## begin

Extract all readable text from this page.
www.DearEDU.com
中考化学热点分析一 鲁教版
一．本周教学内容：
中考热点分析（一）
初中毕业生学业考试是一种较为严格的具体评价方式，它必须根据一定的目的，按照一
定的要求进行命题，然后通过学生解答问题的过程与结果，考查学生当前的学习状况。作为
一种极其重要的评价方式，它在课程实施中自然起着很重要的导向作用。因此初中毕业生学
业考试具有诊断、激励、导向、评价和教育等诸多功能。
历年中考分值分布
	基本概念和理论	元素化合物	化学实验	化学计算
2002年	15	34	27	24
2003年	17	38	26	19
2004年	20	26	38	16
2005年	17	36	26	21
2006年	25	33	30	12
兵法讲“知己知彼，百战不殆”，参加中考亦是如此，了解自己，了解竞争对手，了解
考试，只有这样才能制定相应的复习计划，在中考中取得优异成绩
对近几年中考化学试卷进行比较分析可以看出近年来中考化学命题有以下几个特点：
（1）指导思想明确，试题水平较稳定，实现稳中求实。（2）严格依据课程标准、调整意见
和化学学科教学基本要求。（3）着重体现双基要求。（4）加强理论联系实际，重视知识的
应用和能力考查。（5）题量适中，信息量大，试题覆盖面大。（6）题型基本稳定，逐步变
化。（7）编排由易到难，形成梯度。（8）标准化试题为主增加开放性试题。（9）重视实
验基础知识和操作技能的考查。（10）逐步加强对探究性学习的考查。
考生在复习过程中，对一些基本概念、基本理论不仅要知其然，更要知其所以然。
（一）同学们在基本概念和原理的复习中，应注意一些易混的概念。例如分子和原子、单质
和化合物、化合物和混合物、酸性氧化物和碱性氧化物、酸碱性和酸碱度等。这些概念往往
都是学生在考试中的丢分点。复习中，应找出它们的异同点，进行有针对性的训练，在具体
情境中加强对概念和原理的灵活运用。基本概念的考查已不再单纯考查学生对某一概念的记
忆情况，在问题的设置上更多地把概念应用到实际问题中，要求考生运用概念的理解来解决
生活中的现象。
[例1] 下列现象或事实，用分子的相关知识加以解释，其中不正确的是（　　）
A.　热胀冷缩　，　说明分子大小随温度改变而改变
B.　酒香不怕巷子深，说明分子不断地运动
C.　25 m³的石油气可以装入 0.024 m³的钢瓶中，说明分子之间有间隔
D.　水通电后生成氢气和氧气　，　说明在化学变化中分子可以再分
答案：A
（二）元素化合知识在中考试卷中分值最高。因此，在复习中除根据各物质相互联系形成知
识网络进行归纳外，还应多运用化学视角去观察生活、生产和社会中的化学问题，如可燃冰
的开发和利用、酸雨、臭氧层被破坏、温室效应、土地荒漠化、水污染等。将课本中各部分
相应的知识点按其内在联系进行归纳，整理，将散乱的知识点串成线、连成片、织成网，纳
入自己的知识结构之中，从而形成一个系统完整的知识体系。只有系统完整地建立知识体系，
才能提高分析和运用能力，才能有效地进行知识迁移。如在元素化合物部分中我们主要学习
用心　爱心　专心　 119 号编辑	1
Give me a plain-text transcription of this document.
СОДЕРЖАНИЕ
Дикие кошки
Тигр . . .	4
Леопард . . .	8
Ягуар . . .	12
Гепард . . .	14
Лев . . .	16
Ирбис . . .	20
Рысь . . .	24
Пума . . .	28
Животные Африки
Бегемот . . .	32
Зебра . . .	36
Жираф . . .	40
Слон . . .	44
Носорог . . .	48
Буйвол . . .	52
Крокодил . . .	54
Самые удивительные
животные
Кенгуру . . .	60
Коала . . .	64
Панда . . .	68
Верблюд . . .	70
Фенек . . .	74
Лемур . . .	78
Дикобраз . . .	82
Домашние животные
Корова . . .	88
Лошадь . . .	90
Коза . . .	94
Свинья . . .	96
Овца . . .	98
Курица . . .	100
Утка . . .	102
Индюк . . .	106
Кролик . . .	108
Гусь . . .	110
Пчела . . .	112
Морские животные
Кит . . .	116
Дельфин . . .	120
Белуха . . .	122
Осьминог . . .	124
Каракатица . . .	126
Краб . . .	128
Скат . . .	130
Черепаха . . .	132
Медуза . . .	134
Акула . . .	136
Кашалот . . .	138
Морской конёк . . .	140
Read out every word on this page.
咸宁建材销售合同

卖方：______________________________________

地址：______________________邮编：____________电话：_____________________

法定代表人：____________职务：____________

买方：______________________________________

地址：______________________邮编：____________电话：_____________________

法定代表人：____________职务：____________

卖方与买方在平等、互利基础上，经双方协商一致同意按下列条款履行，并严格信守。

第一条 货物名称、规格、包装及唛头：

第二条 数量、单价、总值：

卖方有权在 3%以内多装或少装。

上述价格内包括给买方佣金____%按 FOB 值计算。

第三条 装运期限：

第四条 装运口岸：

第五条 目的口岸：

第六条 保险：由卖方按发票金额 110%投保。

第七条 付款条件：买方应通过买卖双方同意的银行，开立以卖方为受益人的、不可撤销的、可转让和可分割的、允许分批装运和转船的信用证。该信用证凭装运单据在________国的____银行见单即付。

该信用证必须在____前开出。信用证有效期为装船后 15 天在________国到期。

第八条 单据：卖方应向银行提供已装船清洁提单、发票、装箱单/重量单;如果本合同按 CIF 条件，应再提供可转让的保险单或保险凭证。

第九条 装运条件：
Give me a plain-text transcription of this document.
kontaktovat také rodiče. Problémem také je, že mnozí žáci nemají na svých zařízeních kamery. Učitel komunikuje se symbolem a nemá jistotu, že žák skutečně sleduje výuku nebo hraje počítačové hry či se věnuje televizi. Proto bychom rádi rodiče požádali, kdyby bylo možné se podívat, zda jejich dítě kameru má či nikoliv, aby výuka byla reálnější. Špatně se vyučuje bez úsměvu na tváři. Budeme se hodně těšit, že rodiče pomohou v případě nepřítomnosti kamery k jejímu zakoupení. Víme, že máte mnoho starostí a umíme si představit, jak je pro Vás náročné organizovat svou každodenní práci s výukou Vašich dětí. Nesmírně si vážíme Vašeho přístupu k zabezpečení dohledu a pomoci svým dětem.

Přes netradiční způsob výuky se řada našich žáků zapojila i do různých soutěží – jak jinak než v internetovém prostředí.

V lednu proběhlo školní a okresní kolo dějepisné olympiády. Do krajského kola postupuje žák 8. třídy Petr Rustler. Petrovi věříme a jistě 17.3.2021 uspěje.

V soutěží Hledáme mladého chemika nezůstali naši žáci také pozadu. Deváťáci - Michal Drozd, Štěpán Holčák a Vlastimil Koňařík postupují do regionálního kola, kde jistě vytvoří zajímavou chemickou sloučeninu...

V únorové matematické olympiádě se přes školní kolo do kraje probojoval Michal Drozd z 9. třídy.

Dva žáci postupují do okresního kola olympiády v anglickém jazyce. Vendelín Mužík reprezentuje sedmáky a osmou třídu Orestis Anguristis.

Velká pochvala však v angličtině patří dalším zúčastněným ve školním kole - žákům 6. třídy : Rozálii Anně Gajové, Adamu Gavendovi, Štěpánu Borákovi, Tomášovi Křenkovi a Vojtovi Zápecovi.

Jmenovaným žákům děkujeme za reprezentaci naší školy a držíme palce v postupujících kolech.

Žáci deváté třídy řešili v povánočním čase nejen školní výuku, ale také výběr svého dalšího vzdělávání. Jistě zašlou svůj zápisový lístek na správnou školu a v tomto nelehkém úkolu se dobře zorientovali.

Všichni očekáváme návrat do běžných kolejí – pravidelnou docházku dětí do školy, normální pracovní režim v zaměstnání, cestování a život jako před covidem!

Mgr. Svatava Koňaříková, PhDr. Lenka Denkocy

## end

Print out every record again, exactly and in full.

Extract all readable text from this page.
www.DearEDU.com
中考化学热点分析一 鲁教版
一．本周教学内容：
中考热点分析（一）
初中毕业生学业考试是一种较为严格的具体评价方式，它必须根据一定的目的，按照一
定的要求进行命题，然后通过学生解答问题的过程与结果，考查学生当前的学习状况。作为
一种极其重要的评价方式，它在课程实施中自然起着很重要的导向作用。因此初中毕业生学
业考试具有诊断、激励、导向、评价和教育等诸多功能。
历年中考分值分布
	基本概念和理论	元素化合物	化学实验	化学计算
2002年	15	34	27	24
2003年	17	38	26	19
2004年	20	26	38	16
2005年	17	36	26	21
2006年	25	33	30	12
兵法讲“知己知彼，百战不殆”，参加中考亦是如此，了解自己，了解竞争对手，了解
考试，只有这样才能制定相应的复习计划，在中考中取得优异成绩
对近几年中考化学试卷进行比较分析可以看出近年来中考化学命题有以下几个特点：
（1）指导思想明确，试题水平较稳定，实现稳中求实。（2）严格依据课程标准、调整意见
和化学学科教学基本要求。（3）着重体现双基要求。（4）加强理论联系实际，重视知识的
应用和能力考查。（5）题量适中，信息量大，试题覆盖面大。（6）题型基本稳定，逐步变
化。（7）编排由易到难，形成梯度。（8）标准化试题为主增加开放性试题。（9）重视实
验基础知识和操作技能的考查。（10）逐步加强对探究性学习的考查。
考生在复习过程中，对一些基本概念、基本理论不仅要知其然，更要知其所以然。
（一）同学们在基本概念和原理的复习中，应注意一些易混的概念。例如分子和原子、单质
和化合物、化合物和混合物、酸性氧化物和碱性氧化物、酸碱性和酸碱度等。这些概念往往
都是学生在考试中的丢分点。复习中，应找出它们的异同点，进行有针对性的训练，在具体
情境中加强对概念和原理的灵活运用。基本概念的考查已不再单纯考查学生对某一概念的记
忆情况，在问题的设置上更多地把概念应用到实际问题中，要求考生运用概念的理解来解决
生活中的现象。
[例1] 下列现象或事实，用分子的相关知识加以解释，其中不正确的是（　　）
A.　热胀冷缩　，　说明分子大小随温度改变而改变
B.　酒香不怕巷子深，说明分子不断地运动
C.　25 m³的石油气可以装入 0.024 m³的钢瓶中，说明分子之间有间隔
D.　水通电后生成氢气和氧气　，　说明在化学变化中分子可以再分
答案：A
（二）元素化合知识在中考试卷中分值最高。因此，在复习中除根据各物质相互联系形成知
识网络进行归纳外，还应多运用化学视角去观察生活、生产和社会中的化学问题，如可燃冰
的开发和利用、酸雨、臭氧层被破坏、温室效应、土地荒漠化、水污染等。将课本中各部分
相应的知识点按其内在联系进行归纳，整理，将散乱的知识点串成线、连成片、织成网，纳
入自己的知识结构之中，从而形成一个系统完整的知识体系。只有系统完整地建立知识体系，
才能提高分析和运用能力，才能有效地进行知识迁移。如在元素化合物部分中我们主要学习
用心　爱心　专心　 119 号编辑	1
Give me a plain-text transcription of this document.
СОДЕРЖАНИЕ
Дикие кошки
Тигр . . .	4
Леопард . . .	8
Ягуар . . .	12
Гепард . . .	14
Лев . . .	16
Ирбис . . .	20
Рысь . . .	24
Пума . . .	28
Животные Африки
Бегемот . . .	32
Зебра . . .	36
Жираф . . .	40
Слон . . .	44
Носорог . . .	48
Буйвол . . .	52
Крокодил . . .	54
Самые удивительные
животные
Кенгуру . . .	60
Коала . . .	64
Панда . . .	68
Верблюд . . .	70
Фенек . . .	74
Лемур . . .	78
Дикобраз . . .	82
Домашние животные
Корова . . .	88
Лошадь . . .	90
Коза . . .	94
Свинья . . .	96
Овца . . .	98
Курица . . .	100
Утка . . .	102
Индюк . . .	106
Кролик . . .	108
Гусь . . .	110
Пчела . . .	112
Морские животные
Кит . . .	116
Дельфин . . .	120
Белуха . . .	122
Осьминог . . .	124
Каракатица . . .	126
Краб . . .	128
Скат . . .	130
Черепаха . . .	132
Медуза . . .	134
Акула . . .	136
Кашалот . . .	138
Морской конёк . . .	140
Read out every word on this page.
咸宁建材销售合同

卖方：______________________________________

地址：______________________邮编：____________电话：_____________________

法定代表人：____________职务：____________

买方：______________________________________

地址：______________________邮编：____________电话：_____________________

法定代表人：____________职务：____________

卖方与买方在平等、互利基础上，经双方协商一致同意按下列条款履行，并严格信守。

第一条 货物名称、规格、包装及唛头：

第二条 数量、单价、总值：

卖方有权在 3%以内多装或少装。

上述价格内包括给买方佣金____%按 FOB 值计算。

第三条 装运期限：

第四条 装运口岸：

第五条 目的口岸：

第六条 保险：由卖方按发票金额 110%投保。

第七条 付款条件：买方应通过买卖双方同意的银行，开立以卖方为受益人的、不可撤销的、可转让和可分割的、允许分批装运和转船的信用证。该信用证凭装运单据在________国的____银行见单即付。

该信用证必须在____前开出。信用证有效期为装船后 15 天在________国到期。

第八条 单据：卖方应向银行提供已装船清洁提单、发票、装箱单/重量单;如果本合同按 CIF 条件，应再提供可转让的保险单或保险凭证。

第九条 装运条件：
Give me a plain-text transcription of this document.
kontaktovat také rodiče. Problémem také je, že mnozí žáci nemají na svých zařízeních kamery. Učitel komunikuje se symbolem a nemá jistotu, že žák skutečně sleduje výuku nebo hraje počítačové hry či se věnuje televizi. Proto bychom rádi rodiče požádali, kdyby bylo možné se podívat, zda jejich dítě kameru má či nikoliv, aby výuka byla reálnější. Špatně se vyučuje bez úsměvu na tváři. Budeme se hodně těšit, že rodiče pomohou v případě nepřítomnosti kamery k jejímu zakoupení. Víme, že máte mnoho starostí a umíme si představit, jak je pro Vás náročné organizovat svou každodenní práci s výukou Vašich dětí. Nesmírně si vážíme Vašeho přístupu k zabezpečení dohledu a pomoci svým dětem.

Přes netradiční způsob výuky se řada našich žáků zapojila i do různých soutěží – jak jinak než v internetovém prostředí.

V lednu proběhlo školní a okresní kolo dějepisné olympiády. Do krajského kola postupuje žák 8. třídy Petr Rustler. Petrovi věříme a jistě 17.3.2021 uspěje.

V soutěží Hledáme mladého chemika nezůstali naši žáci také pozadu. Deváťáci - Michal Drozd, Štěpán Holčák a Vlastimil Koňařík postupují do regionálního kola, kde jistě vytvoří zajímavou chemickou sloučeninu...

V únorové matematické olympiádě se přes školní kolo do kraje probojoval Michal Drozd z 9. třídy.

Dva žáci postupují do okresního kola olympiády v anglickém jazyce. Vendelín Mužík reprezentuje sedmáky a osmou třídu Orestis Anguristis.

Velká pochvala však v angličtině patří dalším zúčastněným ve školním kole - žákům 6. třídy : Rozálii Anně Gajové, Adamu Gavendovi, Štěpánu Borákovi, Tomášovi Křenkovi a Vojtovi Zápecovi.

Jmenovaným žákům děkujeme za reprezentaci naší školy a držíme palce v postupujících kolech.

Žáci deváté třídy řešili v povánočním čase nejen školní výuku, ale také výběr svého dalšího vzdělávání. Jistě zašlou svůj zápisový lístek na správnou školu a v tomto nelehkém úkolu se dobře zorientovali.

Všichni očekáváme návrat do běžných kolejí – pravidelnou docházku dětí do školy, normální pracovní režim v zaměstnání, cestování a život jako před covidem!

Mgr. Svatava Koňaříková, PhDr. Lenka Denkocy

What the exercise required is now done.